## Problem requirements
Return, word for word, every line that follows.

Dataset entries:
☆ ☆ ☆ ☆ ☆

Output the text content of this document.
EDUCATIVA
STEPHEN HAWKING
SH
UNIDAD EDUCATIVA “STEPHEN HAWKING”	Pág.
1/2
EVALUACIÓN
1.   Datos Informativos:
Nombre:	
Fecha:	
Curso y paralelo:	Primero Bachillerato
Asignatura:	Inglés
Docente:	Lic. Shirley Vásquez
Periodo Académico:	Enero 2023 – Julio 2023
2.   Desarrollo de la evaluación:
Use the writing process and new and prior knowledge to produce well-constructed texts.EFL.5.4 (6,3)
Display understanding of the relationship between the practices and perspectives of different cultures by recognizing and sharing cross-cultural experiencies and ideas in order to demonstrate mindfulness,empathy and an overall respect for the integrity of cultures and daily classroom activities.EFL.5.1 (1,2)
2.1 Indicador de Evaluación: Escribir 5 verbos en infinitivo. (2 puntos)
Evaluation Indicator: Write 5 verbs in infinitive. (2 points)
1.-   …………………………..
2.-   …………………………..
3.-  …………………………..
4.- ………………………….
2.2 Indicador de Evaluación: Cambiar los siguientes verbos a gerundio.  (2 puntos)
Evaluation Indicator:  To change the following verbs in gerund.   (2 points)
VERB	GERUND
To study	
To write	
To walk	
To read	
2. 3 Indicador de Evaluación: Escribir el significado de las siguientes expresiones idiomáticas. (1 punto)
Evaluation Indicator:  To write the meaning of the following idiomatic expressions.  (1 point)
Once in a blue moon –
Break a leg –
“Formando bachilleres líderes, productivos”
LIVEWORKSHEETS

☆ ☆ ☆ ☆ ☆

## Complete output
Output the text content of this document.
EDUCATIVA
STEPHEN HAWKING
SH
UNIDAD EDUCATIVA “STEPHEN HAWKING”	Pág.
1/2
EVALUACIÓN
1.   Datos Informativos:
Nombre:	
Fecha:	
Curso y paralelo:	Primero Bachillerato
Asignatura:	Inglés
Docente:	Lic. Shirley Vásquez
Periodo Académico:	Enero 2023 – Julio 2023
2.   Desarrollo de la evaluación:
Use the writing process and new and prior knowledge to produce well-constructed texts.EFL.5.4 (6,3)
Display understanding of the relationship between the practices and perspectives of different cultures by recognizing and sharing cross-cultural experiencies and ideas in order to demonstrate mindfulness,empathy and an overall respect for the integrity of cultures and daily classroom activities.EFL.5.1 (1,2)
2.1 Indicador de Evaluación: Escribir 5 verbos en infinitivo. (2 puntos)
Evaluation Indicator: Write 5 verbs in infinitive. (2 points)
1.-   …………………………..
2.-   …………………………..
3.-  …………………………..
4.- ………………………….
2.2 Indicador de Evaluación: Cambiar los siguientes verbos a gerundio.  (2 puntos)
Evaluation Indicator:  To change the following verbs in gerund.   (2 points)
VERB	GERUND
To study	
To write	
To walk	
To read	
2. 3 Indicador de Evaluación: Escribir el significado de las siguientes expresiones idiomáticas. (1 punto)
Evaluation Indicator:  To write the meaning of the following idiomatic expressions.  (1 point)
Once in a blue moon –
Break a leg –
“Formando bachilleres líderes, productivos”
LIVEWORKSHEETS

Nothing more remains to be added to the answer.